## SOURCE RECORDS
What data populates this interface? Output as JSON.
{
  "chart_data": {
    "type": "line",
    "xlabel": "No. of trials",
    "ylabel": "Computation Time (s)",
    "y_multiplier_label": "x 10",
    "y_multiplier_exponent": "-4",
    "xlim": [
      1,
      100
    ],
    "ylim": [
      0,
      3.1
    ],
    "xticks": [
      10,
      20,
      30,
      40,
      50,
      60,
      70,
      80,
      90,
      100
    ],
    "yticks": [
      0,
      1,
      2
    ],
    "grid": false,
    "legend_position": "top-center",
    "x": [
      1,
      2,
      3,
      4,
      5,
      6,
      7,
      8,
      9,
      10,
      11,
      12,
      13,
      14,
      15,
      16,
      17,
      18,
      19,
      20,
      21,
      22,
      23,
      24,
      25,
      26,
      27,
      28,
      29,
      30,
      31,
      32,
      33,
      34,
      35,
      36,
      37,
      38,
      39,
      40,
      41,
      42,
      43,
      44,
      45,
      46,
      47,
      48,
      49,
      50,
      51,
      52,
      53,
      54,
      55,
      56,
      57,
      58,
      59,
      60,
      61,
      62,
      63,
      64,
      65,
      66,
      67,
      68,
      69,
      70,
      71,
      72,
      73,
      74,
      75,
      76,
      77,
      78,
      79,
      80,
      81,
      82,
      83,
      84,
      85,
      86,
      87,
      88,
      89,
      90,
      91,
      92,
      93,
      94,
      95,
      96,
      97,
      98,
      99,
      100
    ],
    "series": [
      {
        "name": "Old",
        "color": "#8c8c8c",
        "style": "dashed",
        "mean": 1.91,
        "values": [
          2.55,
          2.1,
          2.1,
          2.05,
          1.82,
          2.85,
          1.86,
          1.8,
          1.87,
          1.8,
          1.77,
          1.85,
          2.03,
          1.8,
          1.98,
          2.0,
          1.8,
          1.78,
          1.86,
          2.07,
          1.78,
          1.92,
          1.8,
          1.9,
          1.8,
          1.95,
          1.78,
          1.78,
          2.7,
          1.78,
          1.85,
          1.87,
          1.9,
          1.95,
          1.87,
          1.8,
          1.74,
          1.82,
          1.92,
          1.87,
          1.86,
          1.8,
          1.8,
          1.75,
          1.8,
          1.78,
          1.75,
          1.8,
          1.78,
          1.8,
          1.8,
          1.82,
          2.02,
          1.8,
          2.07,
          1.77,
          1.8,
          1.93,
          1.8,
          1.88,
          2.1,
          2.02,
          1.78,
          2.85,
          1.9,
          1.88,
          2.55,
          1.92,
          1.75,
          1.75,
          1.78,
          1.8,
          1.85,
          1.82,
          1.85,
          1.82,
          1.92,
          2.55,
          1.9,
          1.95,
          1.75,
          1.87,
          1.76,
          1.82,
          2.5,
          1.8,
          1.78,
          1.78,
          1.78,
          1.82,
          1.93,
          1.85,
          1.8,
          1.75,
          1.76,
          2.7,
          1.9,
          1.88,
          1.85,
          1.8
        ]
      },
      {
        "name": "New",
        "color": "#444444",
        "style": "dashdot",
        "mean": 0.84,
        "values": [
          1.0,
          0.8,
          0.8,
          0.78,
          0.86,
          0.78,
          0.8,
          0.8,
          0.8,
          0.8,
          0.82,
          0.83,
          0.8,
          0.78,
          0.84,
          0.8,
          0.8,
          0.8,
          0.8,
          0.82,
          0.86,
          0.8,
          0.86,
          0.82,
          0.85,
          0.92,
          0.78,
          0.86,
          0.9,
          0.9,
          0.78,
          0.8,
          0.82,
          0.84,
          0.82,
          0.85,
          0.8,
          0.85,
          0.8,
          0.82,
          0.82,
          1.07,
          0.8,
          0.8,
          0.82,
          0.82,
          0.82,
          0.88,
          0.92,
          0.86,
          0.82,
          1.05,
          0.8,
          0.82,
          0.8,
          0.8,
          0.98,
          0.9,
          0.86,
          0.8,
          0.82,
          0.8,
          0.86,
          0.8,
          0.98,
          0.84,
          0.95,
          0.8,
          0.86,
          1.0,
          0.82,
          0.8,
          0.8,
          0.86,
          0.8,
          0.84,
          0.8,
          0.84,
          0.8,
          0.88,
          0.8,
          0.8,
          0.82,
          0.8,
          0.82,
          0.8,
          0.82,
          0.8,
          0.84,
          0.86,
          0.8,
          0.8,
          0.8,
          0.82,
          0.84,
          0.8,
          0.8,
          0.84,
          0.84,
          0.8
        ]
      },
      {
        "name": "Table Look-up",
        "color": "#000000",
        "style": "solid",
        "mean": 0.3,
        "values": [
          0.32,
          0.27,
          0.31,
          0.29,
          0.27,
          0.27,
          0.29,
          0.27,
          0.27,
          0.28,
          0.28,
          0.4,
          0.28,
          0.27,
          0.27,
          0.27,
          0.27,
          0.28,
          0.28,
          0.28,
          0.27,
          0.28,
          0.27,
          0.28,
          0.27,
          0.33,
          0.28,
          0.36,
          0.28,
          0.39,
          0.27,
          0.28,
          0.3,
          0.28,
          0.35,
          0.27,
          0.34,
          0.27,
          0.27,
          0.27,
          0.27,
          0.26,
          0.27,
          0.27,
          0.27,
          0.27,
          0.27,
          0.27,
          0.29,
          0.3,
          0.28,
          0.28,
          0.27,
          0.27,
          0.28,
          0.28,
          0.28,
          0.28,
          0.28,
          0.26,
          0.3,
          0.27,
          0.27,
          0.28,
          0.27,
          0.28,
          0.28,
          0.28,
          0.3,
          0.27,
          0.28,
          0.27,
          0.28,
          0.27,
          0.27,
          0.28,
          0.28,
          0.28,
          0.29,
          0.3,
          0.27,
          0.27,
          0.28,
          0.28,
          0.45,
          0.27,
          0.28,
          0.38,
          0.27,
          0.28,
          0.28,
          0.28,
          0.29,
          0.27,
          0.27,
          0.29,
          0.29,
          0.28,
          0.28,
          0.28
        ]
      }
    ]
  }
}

## REQUIREMENT
Copy the records above exactly.

## TASK SOLUTION
What data populates this interface? Output as JSON.
{
  "chart_data": {
    "type": "line",
    "xlabel": "No. of trials",
    "ylabel": "Computation Time (s)",
    "y_multiplier_label": "x 10",
    "y_multiplier_exponent": "-4",
    "xlim": [
      1,
      100
    ],
    "ylim": [
      0,
      3.1
    ],
    "xticks": [
      10,
      20,
      30,
      40,
      50,
      60,
      70,
      80,
      90,
      100
    ],
    "yticks": [
      0,
      1,
      2
    ],
    "grid": false,
    "legend_position": "top-center",
    "x": [
      1,
      2,
      3,
      4,
      5,
      6,
      7,
      8,
      9,
      10,
      11,
      12,
      13,
      14,
      15,
      16,
      17,
      18,
      19,
      20,
      21,
      22,
      23,
      24,
      25,
      26,
      27,
      28,
      29,
      30,
      31,
      32,
      33,
      34,
      35,
      36,
      37,
      38,
      39,
      40,
      41,
      42,
      43,
      44,
      45,
      46,
      47,
      48,
      49,
      50,
      51,
      52,
      53,
      54,
      55,
      56,
      57,
      58,
      59,
      60,
      61,
      62,
      63,
      64,
      65,
      66,
      67,
      68,
      69,
      70,
      71,
      72,
      73,
      74,
      75,
      76,
      77,
      78,
      79,
      80,
      81,
      82,
      83,
      84,
      85,
      86,
      87,
      88,
      89,
      90,
      91,
      92,
      93,
      94,
      95,
      96,
      97,
      98,
      99,
      100
    ],
    "series": [
      {
        "name": "Old",
        "color": "#8c8c8c",
        "style": "dashed",
        "mean": 1.91,
        "values": [
          2.55,
          2.1,
          2.1,
          2.05,
          1.82,
          2.85,
          1.86,
          1.8,
          1.87,
          1.8,
          1.77,
          1.85,
          2.03,
          1.8,
          1.98,
          2.0,
          1.8,
          1.78,
          1.86,
          2.07,
          1.78,
          1.92,
          1.8,
          1.9,
          1.8,
          1.95,
          1.78,
          1.78,
          2.7,
          1.78,
          1.85,
          1.87,
          1.9,
          1.95,
          1.87,
          1.8,
          1.74,
          1.82,
          1.92,
          1.87,
          1.86,
          1.8,
          1.8,
          1.75,
          1.8,
          1.78,
          1.75,
          1.8,
          1.78,
          1.8,
          1.8,
          1.82,
          2.02,
          1.8,
          2.07,
          1.77,
          1.8,
          1.93,
          1.8,
          1.88,
          2.1,
          2.02,
          1.78,
          2.85,
          1.9,
          1.88,
          2.55,
          1.92,
          1.75,
          1.75,
          1.78,
          1.8,
          1.85,
          1.82,
          1.85,
          1.82,
          1.92,
          2.55,
          1.9,
          1.95,
          1.75,
          1.87,
          1.76,
          1.82,
          2.5,
          1.8,
          1.78,
          1.78,
          1.78,
          1.82,
          1.93,
          1.85,
          1.8,
          1.75,
          1.76,
          2.7,
          1.9,
          1.88,
          1.85,
          1.8
        ]
      },
      {
        "name": "New",
        "color": "#444444",
        "style": "dashdot",
        "mean": 0.84,
        "values": [
          1.0,
          0.8,
          0.8,
          0.78,
          0.86,
          0.78,
          0.8,
          0.8,
          0.8,
          0.8,
          0.82,
          0.83,
          0.8,
          0.78,
          0.84,
          0.8,
          0.8,
          0.8,
          0.8,
          0.82,
          0.86,
          0.8,
          0.86,
          0.82,
          0.85,
          0.92,
          0.78,
          0.86,
          0.9,
          0.9,
          0.78,
          0.8,
          0.82,
          0.84,
          0.82,
          0.85,
          0.8,
          0.85,
          0.8,
          0.82,
          0.82,
          1.07,
          0.8,
          0.8,
          0.82,
          0.82,
          0.82,
          0.88,
          0.92,
          0.86,
          0.82,
          1.05,
          0.8,
          0.82,
          0.8,
          0.8,
          0.98,
          0.9,
          0.86,
          0.8,
          0.82,
          0.8,
          0.86,
          0.8,
          0.98,
          0.84,
          0.95,
          0.8,
          0.86,
          1.0,
          0.82,
          0.8,
          0.8,
          0.86,
          0.8,
          0.84,
          0.8,
          0.84,
          0.8,
          0.88,
          0.8,
          0.8,
          0.82,
          0.8,
          0.82,
          0.8,
          0.82,
          0.8,
          0.84,
          0.86,
          0.8,
          0.8,
          0.8,
          0.82,
          0.84,
          0.8,
          0.8,
          0.84,
          0.84,
          0.8
        ]
      },
      {
        "name": "Table Look-up",
        "color": "#000000",
        "style": "solid",
        "mean": 0.3,
        "values": [
          0.32,
          0.27,
          0.31,
          0.29,
          0.27,
          0.27,
          0.29,
          0.27,
          0.27,
          0.28,
          0.28,
          0.4,
          0.28,
          0.27,
          0.27,
          0.27,
          0.27,
          0.28,
          0.28,
          0.28,
          0.27,
          0.28,
          0.27,
          0.28,
          0.27,
          0.33,
          0.28,
          0.36,
          0.28,
          0.39,
          0.27,
          0.28,
          0.3,
          0.28,
          0.35,
          0.27,
          0.34,
          0.27,
          0.27,
          0.27,
          0.27,
          0.26,
          0.27,
          0.27,
          0.27,
          0.27,
          0.27,
          0.27,
          0.29,
          0.3,
          0.28,
          0.28,
          0.27,
          0.27,
          0.28,
          0.28,
          0.28,
          0.28,
          0.28,
          0.26,
          0.3,
          0.27,
          0.27,
          0.28,
          0.27,
          0.28,
          0.28,
          0.28,
          0.3,
          0.27,
          0.28,
          0.27,
          0.28,
          0.27,
          0.27,
          0.28,
          0.28,
          0.28,
          0.29,
          0.3,
          0.27,
          0.27,
          0.28,
          0.28,
          0.45,
          0.27,
          0.28,
          0.38,
          0.27,
          0.28,
          0.28,
          0.28,
          0.29,
          0.27,
          0.27,
          0.29,
          0.29,
          0.28,
          0.28,
          0.28
        ]
      }
    ]
  }
}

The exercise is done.